* **Problem to solve**
Copy each line that has the string "content" somewhere in it.

[Collection entries]
+-------+
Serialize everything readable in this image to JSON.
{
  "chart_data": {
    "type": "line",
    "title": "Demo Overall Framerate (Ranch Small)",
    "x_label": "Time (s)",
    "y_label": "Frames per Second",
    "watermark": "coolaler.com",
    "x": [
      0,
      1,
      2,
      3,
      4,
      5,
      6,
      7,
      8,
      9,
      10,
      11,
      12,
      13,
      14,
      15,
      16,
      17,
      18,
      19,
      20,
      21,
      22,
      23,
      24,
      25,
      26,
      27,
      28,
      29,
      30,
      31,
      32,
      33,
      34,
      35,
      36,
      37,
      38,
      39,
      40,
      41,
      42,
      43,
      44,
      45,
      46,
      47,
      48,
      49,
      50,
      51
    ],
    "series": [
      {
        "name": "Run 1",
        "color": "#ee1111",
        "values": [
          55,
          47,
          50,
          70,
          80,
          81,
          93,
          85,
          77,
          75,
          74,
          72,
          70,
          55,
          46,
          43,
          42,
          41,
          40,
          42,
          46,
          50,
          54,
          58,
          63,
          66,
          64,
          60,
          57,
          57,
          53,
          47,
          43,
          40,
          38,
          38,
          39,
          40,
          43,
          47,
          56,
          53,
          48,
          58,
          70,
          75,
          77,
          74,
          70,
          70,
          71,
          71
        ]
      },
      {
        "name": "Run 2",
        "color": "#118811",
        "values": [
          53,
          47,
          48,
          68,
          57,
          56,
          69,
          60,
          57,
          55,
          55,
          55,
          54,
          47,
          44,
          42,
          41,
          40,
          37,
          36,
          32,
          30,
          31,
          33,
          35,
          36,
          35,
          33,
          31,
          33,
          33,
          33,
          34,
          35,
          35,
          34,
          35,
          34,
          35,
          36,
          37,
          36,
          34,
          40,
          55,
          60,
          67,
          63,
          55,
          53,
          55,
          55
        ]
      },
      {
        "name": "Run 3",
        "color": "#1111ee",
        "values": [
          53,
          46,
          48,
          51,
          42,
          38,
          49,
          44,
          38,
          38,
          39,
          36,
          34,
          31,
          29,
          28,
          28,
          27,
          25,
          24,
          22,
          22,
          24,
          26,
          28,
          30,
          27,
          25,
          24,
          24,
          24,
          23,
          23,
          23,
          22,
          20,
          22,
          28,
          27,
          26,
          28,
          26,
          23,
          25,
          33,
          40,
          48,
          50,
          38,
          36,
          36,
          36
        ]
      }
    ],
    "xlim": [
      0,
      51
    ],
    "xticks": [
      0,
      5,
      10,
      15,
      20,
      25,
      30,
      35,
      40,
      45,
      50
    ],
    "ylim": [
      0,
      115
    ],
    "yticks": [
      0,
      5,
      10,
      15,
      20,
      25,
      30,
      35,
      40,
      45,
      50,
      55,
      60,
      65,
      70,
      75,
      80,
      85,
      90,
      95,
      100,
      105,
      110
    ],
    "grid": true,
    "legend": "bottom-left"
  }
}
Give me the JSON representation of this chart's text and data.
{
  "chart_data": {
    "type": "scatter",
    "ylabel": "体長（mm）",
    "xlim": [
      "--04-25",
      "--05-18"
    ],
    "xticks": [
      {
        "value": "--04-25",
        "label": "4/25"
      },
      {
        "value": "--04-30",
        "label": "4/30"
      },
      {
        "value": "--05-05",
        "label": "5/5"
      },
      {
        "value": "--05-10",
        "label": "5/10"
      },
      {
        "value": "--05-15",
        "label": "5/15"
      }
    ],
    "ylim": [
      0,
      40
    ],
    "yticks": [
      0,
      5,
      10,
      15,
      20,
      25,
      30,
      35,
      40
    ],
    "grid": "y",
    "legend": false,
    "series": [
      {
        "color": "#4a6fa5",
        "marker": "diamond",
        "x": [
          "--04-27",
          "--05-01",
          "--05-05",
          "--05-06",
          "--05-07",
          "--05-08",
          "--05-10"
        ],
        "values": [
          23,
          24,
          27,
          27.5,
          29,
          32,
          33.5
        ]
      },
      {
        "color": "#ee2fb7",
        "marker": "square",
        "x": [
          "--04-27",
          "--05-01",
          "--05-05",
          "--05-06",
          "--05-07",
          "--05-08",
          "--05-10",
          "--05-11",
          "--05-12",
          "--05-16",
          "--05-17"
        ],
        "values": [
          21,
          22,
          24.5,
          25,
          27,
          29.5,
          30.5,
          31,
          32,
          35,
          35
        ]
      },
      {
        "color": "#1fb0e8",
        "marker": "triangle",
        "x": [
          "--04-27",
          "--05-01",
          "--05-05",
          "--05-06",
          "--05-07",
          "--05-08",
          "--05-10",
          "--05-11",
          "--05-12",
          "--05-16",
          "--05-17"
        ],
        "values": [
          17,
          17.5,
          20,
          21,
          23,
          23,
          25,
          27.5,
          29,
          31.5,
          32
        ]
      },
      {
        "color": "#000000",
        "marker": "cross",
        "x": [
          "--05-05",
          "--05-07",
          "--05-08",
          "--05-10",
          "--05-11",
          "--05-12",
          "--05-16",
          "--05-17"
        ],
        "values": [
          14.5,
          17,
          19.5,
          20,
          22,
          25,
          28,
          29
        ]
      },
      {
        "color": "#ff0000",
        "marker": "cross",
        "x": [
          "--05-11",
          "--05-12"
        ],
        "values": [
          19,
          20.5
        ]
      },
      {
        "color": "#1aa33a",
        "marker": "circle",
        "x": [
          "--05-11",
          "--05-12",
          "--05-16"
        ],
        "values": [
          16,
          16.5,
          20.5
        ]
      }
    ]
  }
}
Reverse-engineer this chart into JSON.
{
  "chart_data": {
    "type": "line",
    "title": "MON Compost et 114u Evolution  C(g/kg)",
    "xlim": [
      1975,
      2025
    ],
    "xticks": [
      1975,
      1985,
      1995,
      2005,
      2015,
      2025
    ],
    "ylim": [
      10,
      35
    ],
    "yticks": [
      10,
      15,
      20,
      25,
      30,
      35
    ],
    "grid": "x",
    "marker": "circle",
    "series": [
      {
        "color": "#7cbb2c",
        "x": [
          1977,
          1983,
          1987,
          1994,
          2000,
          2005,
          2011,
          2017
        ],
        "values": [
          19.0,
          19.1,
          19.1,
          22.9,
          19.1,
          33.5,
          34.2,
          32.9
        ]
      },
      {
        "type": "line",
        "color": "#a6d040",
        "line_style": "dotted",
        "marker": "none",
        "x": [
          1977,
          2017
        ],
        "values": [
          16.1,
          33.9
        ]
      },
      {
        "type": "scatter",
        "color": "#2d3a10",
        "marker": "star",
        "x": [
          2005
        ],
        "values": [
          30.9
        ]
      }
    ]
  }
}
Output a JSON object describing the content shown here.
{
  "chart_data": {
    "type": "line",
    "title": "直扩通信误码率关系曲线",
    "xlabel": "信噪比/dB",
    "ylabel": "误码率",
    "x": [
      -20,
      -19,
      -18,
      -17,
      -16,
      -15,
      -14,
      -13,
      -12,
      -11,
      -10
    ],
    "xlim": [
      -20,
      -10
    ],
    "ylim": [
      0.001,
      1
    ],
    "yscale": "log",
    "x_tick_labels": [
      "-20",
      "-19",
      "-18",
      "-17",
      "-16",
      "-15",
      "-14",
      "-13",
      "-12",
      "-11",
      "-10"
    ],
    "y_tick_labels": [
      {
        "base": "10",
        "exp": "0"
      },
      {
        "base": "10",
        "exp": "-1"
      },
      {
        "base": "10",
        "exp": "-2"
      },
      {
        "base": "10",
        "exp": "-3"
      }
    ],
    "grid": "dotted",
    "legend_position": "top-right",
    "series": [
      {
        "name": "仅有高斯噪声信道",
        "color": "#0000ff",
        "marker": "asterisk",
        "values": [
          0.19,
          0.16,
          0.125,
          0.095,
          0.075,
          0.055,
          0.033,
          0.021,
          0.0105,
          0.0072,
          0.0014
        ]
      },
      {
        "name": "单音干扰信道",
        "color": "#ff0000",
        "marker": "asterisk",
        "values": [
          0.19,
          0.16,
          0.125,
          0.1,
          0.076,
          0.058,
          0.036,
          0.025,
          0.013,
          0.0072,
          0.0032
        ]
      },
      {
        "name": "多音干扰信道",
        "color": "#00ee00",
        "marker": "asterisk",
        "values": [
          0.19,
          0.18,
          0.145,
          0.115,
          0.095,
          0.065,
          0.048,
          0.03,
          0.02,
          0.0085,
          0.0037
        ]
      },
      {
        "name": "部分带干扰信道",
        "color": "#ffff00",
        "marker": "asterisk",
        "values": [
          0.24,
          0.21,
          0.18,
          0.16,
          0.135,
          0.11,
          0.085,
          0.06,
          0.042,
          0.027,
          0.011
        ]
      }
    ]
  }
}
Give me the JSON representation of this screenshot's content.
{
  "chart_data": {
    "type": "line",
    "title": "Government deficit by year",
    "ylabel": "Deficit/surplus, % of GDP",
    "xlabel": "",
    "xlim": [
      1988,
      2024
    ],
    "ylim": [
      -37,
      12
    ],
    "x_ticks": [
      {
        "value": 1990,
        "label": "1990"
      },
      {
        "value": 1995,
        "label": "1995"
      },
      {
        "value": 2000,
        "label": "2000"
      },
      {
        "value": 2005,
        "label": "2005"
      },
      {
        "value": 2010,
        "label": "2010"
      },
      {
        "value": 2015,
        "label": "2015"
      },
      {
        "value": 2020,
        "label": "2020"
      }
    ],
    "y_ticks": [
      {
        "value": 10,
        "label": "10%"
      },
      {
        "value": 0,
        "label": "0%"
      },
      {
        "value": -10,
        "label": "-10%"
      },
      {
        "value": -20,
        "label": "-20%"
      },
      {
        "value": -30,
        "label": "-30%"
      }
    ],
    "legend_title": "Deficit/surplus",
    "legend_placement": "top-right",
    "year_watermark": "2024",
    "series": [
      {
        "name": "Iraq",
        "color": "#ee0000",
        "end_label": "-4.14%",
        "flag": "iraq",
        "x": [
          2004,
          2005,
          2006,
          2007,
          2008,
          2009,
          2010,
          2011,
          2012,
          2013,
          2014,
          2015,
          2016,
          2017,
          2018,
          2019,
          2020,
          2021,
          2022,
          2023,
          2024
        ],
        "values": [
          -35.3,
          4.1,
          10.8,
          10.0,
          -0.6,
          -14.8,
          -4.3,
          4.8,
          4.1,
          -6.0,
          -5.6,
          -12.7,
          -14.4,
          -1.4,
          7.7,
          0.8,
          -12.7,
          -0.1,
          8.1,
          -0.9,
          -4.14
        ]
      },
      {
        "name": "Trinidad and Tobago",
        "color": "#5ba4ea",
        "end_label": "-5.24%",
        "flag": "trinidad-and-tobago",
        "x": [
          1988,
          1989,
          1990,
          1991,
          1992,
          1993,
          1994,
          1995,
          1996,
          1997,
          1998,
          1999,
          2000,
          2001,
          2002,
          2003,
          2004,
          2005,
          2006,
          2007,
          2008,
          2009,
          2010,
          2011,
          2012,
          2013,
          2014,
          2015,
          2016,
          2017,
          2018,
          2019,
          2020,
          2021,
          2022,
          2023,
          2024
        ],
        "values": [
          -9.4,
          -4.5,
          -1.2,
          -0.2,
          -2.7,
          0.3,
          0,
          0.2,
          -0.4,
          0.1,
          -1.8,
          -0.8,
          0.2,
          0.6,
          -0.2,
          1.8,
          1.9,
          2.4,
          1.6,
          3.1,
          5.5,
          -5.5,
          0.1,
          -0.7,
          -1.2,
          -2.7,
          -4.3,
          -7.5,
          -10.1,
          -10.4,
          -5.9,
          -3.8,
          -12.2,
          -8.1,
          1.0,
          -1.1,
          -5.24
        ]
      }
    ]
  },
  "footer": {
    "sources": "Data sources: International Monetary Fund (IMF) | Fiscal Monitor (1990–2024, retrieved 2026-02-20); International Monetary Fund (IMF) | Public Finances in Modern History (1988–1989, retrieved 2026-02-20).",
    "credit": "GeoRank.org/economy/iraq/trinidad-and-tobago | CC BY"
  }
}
+-------+
* **Response to the exercise**
Output a JSON object describing the content shown here.
Give me the JSON representation of this screenshot's content.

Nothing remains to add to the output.